- _GIVEN TASK_
Lines that hold the word "into" should be located and copied.

- _THE RECORDS_
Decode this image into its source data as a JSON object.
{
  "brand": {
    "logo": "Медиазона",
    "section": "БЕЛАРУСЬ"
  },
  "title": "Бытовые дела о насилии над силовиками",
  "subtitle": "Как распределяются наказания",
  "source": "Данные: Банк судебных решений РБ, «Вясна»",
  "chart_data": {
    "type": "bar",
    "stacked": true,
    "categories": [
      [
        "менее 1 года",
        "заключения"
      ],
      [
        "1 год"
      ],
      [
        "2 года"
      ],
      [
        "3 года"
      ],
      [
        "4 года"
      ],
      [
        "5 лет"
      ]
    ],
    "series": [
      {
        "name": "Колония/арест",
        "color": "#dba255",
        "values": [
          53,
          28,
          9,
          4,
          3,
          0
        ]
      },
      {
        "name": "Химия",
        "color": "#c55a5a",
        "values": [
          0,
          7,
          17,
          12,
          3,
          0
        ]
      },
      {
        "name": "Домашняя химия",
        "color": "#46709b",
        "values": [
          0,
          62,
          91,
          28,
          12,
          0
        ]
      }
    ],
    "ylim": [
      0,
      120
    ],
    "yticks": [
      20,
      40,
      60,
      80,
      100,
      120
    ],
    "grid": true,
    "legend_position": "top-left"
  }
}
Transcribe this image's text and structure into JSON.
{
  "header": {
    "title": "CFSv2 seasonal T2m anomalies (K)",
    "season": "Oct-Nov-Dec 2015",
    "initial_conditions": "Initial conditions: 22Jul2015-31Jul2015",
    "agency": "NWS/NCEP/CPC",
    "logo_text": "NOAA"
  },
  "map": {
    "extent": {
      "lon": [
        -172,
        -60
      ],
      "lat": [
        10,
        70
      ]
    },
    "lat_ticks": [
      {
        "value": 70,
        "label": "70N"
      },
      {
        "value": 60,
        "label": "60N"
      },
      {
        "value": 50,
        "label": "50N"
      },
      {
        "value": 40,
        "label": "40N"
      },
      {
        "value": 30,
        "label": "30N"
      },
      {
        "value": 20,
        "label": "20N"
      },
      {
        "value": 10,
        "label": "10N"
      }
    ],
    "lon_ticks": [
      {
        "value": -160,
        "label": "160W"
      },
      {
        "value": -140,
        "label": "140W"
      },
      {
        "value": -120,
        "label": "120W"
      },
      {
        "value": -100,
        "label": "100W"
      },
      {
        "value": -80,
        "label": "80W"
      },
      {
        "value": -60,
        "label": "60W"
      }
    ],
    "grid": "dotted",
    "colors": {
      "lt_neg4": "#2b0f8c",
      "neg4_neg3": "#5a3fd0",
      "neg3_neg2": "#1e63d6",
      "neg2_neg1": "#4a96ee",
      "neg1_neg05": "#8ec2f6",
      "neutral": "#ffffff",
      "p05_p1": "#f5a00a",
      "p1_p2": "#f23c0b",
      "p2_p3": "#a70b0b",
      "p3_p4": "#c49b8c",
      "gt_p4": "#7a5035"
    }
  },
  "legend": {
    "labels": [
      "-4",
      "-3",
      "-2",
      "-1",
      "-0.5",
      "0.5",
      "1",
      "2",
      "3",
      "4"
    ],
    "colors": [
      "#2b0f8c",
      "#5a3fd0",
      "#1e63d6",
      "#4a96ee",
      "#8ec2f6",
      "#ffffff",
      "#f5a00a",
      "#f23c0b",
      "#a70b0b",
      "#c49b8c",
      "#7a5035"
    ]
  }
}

- _COMPLETED EXERCISE_
Decode this image into its source data as a JSON object.
Transcribe this image's text and structure into JSON.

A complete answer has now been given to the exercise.